### Article:

Development Finance: A Missing Instrument for Canadian Power

Over the last 30 years, the private sector has emerged as an indisputable driver of global development. The prominence of the private sector is no exception in Canada: looking at some of the most significant Canadian industries (e.g., mining and telecommunications), it is clear that a considerable part of Canada’s economic future lies in emerging economies. In this changed landscape, Canada needs the capabilities to engage with and encourage private sector activities in developing countries.

For decades, Canada has been one of the most reliable donors in global development and was a founding member of the Development Assistance Committee (DAC) of the Organization for Economic Cooperation and Development (OECD). In 2012, Canada disbursed over $5.6 billion in official development assistance (ODA), ranking sixth among all OECD/DAC members, behind only the United States, the United Kingdom, Germany, France, and Japan, all countries with a significantly larger gross national income than Canada. Yet Canada remains the only member of the G-7 group of developed nations (the abovementioned countries plus Italy) to lack a proper development finance capacity. As a major foreign policy and aid actor, Canada requires a development finance institution as an appropriate complementary instrument to its soft power. Canada should draw upon 40 years of development finance experience from its fellow donors and build a development finance institution for the 21st Century.

What are development finance institutions?

Development finance institutions (DFIs) work within, and bridge the space between, public development aid and private investments by seeking to encourage economic growth and crowd in private investment through loans, equity investments, and infrastructure projects. By investing in and facilitating investments in areas that the private sector might view as too risky and for which the public sector lacks financing, DFIs sustain themselves by operating to obtain a profit which can then be used for future investments. However, these institutions have traditionally received attention only as an afterthought to traditional bilateral assistance.

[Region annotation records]
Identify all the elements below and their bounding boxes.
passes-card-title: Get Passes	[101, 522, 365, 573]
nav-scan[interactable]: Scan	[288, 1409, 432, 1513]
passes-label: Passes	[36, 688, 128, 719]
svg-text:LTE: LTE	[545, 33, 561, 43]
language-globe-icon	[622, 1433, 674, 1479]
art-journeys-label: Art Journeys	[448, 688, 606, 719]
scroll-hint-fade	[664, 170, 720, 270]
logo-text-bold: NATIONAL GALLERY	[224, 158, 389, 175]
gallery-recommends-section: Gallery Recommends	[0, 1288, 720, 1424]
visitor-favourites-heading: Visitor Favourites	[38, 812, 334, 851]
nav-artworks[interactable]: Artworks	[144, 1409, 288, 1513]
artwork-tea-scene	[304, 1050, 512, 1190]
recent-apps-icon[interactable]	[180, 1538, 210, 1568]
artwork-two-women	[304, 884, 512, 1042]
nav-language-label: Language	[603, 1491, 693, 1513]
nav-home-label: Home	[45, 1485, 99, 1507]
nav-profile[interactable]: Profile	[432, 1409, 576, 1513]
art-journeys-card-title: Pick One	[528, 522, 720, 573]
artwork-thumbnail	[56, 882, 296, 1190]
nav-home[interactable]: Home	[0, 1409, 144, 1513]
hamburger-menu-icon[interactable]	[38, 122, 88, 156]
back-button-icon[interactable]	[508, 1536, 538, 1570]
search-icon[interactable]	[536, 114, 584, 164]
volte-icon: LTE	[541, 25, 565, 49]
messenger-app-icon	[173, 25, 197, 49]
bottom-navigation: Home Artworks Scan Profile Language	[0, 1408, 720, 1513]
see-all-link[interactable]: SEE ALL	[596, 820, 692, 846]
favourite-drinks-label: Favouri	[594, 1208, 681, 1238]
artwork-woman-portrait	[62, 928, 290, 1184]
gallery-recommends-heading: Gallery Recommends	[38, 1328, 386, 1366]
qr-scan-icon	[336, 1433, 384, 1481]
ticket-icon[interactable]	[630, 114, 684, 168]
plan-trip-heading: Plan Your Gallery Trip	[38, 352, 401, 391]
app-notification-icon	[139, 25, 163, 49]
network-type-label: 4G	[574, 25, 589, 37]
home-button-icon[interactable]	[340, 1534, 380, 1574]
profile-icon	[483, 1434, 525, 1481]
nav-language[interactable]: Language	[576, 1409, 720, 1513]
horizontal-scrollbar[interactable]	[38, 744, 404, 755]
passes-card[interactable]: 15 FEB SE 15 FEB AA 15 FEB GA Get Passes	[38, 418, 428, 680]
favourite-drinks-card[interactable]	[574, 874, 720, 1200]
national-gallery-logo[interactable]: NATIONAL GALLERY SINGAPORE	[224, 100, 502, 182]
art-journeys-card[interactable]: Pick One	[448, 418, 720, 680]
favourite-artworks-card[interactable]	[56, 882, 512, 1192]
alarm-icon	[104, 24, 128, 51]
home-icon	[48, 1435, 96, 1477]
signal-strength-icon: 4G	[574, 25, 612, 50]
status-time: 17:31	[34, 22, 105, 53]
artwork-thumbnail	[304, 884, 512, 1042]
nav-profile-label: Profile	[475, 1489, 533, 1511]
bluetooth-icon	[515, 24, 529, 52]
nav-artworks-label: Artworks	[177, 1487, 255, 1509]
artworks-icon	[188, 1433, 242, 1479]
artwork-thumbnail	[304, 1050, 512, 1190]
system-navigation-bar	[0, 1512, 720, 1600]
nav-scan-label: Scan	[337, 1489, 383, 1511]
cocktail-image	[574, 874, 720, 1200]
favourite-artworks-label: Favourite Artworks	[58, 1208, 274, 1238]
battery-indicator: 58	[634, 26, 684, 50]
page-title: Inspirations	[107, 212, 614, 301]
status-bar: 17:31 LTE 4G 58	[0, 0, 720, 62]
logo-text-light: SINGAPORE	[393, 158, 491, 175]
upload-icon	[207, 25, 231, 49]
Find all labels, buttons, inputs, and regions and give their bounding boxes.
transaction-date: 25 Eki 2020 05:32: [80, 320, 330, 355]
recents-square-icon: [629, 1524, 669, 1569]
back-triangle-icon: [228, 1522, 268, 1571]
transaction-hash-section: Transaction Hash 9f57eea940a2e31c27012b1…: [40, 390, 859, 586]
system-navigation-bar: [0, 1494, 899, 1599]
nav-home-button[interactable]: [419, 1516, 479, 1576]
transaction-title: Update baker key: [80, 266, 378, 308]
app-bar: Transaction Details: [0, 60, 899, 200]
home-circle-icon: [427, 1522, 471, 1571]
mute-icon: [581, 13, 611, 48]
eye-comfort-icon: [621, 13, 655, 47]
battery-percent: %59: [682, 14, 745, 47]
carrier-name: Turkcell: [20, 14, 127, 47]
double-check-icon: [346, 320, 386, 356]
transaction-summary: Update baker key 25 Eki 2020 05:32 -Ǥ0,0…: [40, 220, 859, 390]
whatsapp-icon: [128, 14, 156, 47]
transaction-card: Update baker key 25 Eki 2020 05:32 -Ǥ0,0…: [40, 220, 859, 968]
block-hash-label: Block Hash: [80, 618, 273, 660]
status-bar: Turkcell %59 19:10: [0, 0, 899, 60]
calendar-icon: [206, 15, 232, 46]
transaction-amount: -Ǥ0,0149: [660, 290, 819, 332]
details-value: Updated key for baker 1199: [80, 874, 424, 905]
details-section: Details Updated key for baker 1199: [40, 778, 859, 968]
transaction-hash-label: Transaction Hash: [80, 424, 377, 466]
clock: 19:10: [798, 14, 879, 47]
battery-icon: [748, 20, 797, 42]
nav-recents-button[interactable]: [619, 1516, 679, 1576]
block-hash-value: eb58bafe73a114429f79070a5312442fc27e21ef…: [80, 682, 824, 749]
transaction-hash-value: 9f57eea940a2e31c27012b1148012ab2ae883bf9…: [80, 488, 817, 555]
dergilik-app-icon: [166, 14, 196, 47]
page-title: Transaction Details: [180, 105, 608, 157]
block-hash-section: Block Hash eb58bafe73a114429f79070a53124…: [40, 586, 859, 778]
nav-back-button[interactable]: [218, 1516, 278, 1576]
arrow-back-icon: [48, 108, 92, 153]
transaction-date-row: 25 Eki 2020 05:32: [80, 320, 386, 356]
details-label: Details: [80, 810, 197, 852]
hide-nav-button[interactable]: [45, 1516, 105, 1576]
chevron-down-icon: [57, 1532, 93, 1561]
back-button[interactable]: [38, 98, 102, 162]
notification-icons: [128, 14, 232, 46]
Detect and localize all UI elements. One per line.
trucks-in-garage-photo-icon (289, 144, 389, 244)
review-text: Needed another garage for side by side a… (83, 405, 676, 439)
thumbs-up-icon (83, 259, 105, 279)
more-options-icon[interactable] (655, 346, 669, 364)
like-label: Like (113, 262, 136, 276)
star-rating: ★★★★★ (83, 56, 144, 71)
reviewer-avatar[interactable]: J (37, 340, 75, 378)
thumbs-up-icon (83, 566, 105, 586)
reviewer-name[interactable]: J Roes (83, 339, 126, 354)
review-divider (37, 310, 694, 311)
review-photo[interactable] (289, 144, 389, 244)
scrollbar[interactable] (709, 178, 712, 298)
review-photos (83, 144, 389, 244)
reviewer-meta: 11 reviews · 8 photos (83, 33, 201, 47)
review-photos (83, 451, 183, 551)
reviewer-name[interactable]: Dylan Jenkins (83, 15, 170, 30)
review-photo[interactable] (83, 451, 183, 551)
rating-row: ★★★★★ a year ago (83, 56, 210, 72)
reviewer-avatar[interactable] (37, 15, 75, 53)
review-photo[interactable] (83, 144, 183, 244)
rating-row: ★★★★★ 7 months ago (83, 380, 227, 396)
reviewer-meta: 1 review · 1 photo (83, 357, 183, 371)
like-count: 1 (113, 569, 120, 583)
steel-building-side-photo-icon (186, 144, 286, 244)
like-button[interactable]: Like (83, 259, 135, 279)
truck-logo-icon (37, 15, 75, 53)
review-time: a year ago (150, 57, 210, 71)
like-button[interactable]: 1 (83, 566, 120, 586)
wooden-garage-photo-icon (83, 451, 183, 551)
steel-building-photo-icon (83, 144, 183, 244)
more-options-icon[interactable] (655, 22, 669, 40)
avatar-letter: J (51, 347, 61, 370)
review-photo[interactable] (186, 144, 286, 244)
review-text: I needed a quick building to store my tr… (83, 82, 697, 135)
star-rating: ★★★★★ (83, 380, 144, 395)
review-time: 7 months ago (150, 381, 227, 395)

### Exercise tasks:
1. Answer these questions about the article on development finance in Canada:
(a) How much official development assistance did Canada disburse in 2012?
(b) Which G-7 member lacks a proper development finance capacity?
(c) How do development finance institutions sustain themselves?
2. Can you give everything in the entries from the first line down to the line containing "928, 290, 1184]", both ends included, as a numbered list with blank lines left out?
The article and the entries are unrelated pieces of material.

### Results of the tasks:
1.
(a) Over $5.6 billion.
(b) Canada.
(c) They operate to obtain a profit, which can then be used for future investments.

2.
1. Identify all the elements below and their bounding boxes.
2. passes-card-title: Get Passes	[101, 522, 365, 573]
3. nav-scan[interactable]: Scan	[288, 1409, 432, 1513]
4. passes-label: Passes	[36, 688, 128, 719]
5. svg-text:LTE: LTE	[545, 33, 561, 43]
6. language-globe-icon	[622, 1433, 674, 1479]
7. art-journeys-label: Art Journeys	[448, 688, 606, 719]
8. scroll-hint-fade	[664, 170, 720, 270]
9. logo-text-bold: NATIONAL GALLERY	[224, 158, 389, 175]
10. gallery-recommends-section: Gallery Recommends	[0, 1288, 720, 1424]
11. visitor-favourites-heading: Visitor Favourites	[38, 812, 334, 851]
12. nav-artworks[interactable]: Artworks	[144, 1409, 288, 1513]
13. artwork-tea-scene	[304, 1050, 512, 1190]
14. recent-apps-icon[interactable]	[180, 1538, 210, 1568]
15. artwork-two-women	[304, 884, 512, 1042]
16. nav-language-label: Language	[603, 1491, 693, 1513]
17. nav-home-label: Home	[45, 1485, 99, 1507]
18. nav-profile[interactable]: Profile	[432, 1409, 576, 1513]
19. art-journeys-card-title: Pick One	[528, 522, 720, 573]
20. artwork-thumbnail	[56, 882, 296, 1190]
21. nav-home[interactable]: Home	[0, 1409, 144, 1513]
22. hamburger-menu-icon[interactable]	[38, 122, 88, 156]
23. back-button-icon[interactable]	[508, 1536, 538, 1570]
24. search-icon[interactable]	[536, 114, 584, 164]
25. volte-icon: LTE	[541, 25, 565, 49]
26. messenger-app-icon	[173, 25, 197, 49]
27. bottom-navigation: Home Artworks Scan Profile Language	[0, 1408, 720, 1513]
28. see-all-link[interactable]: SEE ALL	[596, 820, 692, 846]
29. favourite-drinks-label: Favouri	[594, 1208, 681, 1238]
30. artwork-woman-portrait	[62, 928, 290, 1184]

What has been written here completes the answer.